» Supplied material
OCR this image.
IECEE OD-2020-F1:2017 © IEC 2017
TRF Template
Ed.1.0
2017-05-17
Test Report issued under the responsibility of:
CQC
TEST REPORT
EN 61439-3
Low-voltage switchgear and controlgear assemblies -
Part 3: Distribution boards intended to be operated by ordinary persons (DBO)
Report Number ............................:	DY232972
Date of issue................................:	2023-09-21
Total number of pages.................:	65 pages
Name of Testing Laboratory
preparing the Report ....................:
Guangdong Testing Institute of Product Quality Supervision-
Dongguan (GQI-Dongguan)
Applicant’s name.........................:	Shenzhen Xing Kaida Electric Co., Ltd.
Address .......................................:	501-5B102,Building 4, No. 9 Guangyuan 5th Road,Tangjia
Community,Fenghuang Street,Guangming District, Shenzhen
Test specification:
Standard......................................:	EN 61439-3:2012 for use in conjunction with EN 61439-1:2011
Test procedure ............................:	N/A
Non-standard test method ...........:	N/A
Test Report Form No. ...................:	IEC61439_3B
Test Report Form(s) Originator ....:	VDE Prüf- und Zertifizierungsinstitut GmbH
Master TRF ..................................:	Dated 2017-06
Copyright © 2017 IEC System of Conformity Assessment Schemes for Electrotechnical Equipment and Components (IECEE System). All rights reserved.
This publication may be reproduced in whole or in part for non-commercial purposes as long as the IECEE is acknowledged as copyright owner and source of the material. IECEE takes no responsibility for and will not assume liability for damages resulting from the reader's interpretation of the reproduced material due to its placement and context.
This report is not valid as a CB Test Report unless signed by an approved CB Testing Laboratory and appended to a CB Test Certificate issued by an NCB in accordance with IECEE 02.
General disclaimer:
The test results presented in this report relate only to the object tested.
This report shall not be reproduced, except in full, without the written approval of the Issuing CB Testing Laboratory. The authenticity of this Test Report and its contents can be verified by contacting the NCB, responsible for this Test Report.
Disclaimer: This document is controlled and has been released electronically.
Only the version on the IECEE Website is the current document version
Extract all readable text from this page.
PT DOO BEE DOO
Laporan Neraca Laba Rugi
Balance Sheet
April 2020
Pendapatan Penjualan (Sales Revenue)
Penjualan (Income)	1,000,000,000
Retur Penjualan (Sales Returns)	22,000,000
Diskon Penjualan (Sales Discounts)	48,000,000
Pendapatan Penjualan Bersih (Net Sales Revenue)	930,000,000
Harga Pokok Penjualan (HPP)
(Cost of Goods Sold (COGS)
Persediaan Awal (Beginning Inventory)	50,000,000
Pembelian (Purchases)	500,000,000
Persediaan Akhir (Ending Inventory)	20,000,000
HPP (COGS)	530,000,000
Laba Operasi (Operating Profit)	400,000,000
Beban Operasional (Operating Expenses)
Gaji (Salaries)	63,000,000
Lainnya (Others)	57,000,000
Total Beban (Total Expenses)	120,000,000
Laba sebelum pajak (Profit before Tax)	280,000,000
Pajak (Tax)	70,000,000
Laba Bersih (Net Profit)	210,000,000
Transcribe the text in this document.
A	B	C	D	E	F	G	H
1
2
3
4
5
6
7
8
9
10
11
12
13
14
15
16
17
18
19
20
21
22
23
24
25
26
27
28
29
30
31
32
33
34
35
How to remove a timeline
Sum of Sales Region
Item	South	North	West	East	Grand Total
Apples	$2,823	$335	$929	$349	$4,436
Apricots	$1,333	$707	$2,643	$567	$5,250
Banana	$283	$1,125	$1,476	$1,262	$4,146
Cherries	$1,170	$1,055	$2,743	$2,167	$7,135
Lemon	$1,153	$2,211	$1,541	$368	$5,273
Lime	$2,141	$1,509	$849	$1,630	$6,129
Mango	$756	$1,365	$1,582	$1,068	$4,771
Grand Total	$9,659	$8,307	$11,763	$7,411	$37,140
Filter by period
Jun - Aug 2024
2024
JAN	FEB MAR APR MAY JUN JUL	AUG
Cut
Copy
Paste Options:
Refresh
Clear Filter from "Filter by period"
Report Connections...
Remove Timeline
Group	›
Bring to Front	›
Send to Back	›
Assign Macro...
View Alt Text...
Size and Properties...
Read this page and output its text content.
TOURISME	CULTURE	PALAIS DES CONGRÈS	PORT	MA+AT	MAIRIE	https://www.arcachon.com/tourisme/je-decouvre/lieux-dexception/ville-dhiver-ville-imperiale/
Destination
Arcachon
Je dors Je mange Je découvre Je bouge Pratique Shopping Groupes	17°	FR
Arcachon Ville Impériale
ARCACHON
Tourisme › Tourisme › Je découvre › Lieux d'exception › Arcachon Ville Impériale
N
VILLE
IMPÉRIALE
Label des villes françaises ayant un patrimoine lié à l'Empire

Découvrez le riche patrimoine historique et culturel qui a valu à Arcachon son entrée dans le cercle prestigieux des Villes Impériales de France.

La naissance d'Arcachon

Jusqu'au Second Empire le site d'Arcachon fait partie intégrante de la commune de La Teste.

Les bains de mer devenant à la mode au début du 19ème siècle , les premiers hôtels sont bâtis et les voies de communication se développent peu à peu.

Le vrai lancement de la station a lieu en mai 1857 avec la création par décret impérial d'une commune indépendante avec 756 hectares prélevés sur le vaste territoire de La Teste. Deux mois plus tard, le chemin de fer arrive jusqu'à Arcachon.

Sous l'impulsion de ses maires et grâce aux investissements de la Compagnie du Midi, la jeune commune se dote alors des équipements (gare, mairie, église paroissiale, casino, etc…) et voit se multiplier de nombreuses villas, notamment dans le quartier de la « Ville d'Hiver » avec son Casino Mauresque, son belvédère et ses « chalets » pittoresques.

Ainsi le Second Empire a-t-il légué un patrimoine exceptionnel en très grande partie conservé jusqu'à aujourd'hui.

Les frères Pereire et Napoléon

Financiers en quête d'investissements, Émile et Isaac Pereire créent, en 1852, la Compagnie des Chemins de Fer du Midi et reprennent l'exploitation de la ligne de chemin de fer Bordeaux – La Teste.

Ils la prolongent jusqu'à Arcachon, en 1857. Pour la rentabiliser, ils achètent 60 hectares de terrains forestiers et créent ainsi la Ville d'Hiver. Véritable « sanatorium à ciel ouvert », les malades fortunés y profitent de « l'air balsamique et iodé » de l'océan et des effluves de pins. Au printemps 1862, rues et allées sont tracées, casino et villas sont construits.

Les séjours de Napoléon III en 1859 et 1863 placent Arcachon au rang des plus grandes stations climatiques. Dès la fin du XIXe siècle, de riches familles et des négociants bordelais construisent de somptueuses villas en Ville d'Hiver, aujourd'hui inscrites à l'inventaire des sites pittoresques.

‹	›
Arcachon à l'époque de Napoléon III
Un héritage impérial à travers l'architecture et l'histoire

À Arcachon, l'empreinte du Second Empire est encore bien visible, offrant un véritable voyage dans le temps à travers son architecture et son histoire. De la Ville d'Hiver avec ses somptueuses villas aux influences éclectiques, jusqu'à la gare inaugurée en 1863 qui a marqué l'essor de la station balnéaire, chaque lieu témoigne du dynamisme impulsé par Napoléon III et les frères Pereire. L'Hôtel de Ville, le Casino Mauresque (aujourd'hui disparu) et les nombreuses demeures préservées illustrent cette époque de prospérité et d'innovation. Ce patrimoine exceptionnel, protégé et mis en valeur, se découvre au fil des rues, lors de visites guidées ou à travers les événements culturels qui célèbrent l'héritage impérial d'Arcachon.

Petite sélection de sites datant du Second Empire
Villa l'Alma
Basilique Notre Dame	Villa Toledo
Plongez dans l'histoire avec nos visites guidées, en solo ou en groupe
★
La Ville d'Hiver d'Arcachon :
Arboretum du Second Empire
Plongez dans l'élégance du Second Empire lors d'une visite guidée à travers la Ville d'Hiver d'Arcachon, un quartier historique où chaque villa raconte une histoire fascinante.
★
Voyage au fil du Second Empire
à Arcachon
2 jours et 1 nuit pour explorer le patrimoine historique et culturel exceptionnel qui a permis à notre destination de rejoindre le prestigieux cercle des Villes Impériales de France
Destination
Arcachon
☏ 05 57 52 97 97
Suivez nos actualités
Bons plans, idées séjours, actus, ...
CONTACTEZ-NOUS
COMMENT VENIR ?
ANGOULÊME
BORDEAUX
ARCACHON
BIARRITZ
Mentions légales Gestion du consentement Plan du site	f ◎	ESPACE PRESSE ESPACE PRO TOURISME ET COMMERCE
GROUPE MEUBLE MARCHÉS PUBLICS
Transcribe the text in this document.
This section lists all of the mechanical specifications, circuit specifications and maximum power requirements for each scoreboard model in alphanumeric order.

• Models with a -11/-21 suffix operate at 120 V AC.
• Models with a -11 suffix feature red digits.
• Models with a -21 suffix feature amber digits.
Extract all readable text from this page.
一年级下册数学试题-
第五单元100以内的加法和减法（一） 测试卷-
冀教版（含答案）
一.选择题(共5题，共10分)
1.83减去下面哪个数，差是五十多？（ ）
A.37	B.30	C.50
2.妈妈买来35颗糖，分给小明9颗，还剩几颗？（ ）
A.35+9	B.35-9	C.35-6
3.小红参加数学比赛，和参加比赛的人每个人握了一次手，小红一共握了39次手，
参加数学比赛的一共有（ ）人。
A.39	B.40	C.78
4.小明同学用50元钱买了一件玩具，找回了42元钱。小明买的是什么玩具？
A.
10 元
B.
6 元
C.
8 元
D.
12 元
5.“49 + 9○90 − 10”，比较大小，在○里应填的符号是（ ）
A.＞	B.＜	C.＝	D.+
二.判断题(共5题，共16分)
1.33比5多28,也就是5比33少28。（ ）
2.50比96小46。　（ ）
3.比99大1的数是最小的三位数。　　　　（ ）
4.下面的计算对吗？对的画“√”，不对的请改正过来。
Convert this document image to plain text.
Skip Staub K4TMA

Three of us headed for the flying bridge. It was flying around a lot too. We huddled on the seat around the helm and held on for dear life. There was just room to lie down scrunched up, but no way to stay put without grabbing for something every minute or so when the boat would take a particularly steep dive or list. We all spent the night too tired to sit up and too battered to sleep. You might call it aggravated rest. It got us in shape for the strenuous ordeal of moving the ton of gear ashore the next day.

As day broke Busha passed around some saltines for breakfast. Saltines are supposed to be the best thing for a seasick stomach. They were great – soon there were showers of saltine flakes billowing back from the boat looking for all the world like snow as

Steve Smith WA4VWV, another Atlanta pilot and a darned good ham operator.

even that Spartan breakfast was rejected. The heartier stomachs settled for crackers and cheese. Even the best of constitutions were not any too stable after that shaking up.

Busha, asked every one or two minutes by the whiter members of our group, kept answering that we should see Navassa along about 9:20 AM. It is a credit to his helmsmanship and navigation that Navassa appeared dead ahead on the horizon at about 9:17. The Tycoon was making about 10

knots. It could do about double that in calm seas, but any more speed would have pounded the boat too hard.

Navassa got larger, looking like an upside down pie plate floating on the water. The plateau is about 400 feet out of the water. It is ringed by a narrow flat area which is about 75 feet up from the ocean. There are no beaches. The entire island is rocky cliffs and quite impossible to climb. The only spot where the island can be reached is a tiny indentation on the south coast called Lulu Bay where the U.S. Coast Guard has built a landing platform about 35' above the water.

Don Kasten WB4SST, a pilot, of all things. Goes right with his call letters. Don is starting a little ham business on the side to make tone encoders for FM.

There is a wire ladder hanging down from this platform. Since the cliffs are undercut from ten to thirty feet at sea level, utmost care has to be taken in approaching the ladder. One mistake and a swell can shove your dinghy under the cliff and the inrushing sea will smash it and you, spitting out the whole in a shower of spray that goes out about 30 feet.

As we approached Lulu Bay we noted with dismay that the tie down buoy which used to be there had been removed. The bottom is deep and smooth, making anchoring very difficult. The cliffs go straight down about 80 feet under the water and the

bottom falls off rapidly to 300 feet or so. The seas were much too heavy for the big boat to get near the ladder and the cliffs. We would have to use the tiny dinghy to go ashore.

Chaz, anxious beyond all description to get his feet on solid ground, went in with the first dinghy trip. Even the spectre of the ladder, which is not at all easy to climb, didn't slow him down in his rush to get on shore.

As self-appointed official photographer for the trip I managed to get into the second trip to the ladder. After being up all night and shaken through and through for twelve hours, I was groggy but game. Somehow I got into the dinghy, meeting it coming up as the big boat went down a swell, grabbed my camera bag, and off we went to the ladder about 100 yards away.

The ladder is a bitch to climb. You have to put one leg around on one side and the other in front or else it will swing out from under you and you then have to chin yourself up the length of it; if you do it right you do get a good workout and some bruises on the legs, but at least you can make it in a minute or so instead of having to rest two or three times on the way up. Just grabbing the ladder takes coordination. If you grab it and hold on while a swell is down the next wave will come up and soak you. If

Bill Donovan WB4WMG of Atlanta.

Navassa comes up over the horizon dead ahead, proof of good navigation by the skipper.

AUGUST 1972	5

» What you are asked to do
Tell how many lines of the material above hold "Beban", answering with a bare number.

» Expected answer
2